EXERCISE DETAILS - In the stake pool monitoring guide, copy everything from "WARNING: This guide" down to "Swap Space (Optional)", swapping "root" for "an administrator".

TEXT -
We have been monitoring our nodes with the ELK Stack, Prometheus, and Beats since we started our stake pool. Performance and reliability is important to us, especially when it comes to our delegators returns. Beyond that, the Cardano network benefits from having professionally run stake pools with healthy nodes.
Although we were happy with that setup, there has been a number of concerns with the future viability of ELK as its new licensing makes it less than an open source platform. Wanting to support the excellent projects OpenSearch and Fluentbit with another use case, and to simplify our monitoring solution we decided to share our notes on how to monitor your Cardano Stake Pool with an OFO Stack.
The notes below will instruct you on how to monitor your Cardano Relay Node or Cardano Producer Node with an OFO Stack (OpenSearch, Fluentbit, OpenSearch Dashboards) on Debian Buster 10 and using Caddy as a reverse proxy with SSL.
WARNING: This guide does not intend to teach you how to harden your monitoring server or node infrastructure. You should take the proper precautions before placing into production. One important, but by no means exhaustive hardening measure is: place a firewall in front of all systems and restrict access to ports to only trusted systems.
Cardano Stake Pool Monitoring Server
The following steps should be performed on the freshly installed machine to be used as the Cardano Stake Pool monitoring server.
Update the Operating System
Run the following commands as root:
apt update -y
apt upgrade -y
apt dist-upgrade -y
apt autoremove -y
shutdown -r now
Configure Swap Space (Optional)

Data pulled from a collection
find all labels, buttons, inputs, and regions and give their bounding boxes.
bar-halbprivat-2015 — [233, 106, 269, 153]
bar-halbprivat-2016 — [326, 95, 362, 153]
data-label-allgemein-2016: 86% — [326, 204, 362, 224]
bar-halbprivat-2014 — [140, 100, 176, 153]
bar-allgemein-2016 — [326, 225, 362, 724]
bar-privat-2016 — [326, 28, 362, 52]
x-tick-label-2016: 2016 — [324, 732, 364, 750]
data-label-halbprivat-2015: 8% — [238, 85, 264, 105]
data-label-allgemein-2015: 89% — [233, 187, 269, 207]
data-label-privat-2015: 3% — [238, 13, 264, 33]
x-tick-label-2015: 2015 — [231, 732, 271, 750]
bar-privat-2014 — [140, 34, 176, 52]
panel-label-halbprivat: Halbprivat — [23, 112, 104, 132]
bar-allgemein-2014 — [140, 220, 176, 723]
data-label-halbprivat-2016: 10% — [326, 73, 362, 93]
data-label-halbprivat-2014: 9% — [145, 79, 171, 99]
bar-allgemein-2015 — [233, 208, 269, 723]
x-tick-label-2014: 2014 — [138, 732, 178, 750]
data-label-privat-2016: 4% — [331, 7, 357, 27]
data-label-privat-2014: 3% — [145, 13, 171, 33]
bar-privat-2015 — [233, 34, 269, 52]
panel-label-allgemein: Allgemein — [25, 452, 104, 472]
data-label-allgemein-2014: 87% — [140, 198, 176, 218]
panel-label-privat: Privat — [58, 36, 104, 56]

TASK OUTPUT -
WARNING: This guide does not intend to teach you how to harden your monitoring server or node infrastructure. You should take the proper precautions before placing into production. One important, but by no means exhaustive hardening measure is: place a firewall in front of all systems and restrict access to ports to only trusted systems.
Cardano Stake Pool Monitoring Server
The following steps should be performed on the freshly installed machine to be used as the Cardano Stake Pool monitoring server.
Update the Operating System
Run the following commands as an administrator:
apt update -y
apt upgrade -y
apt dist-upgrade -y
apt autoremove -y
shutdown -r now
Configure Swap Space (Optional)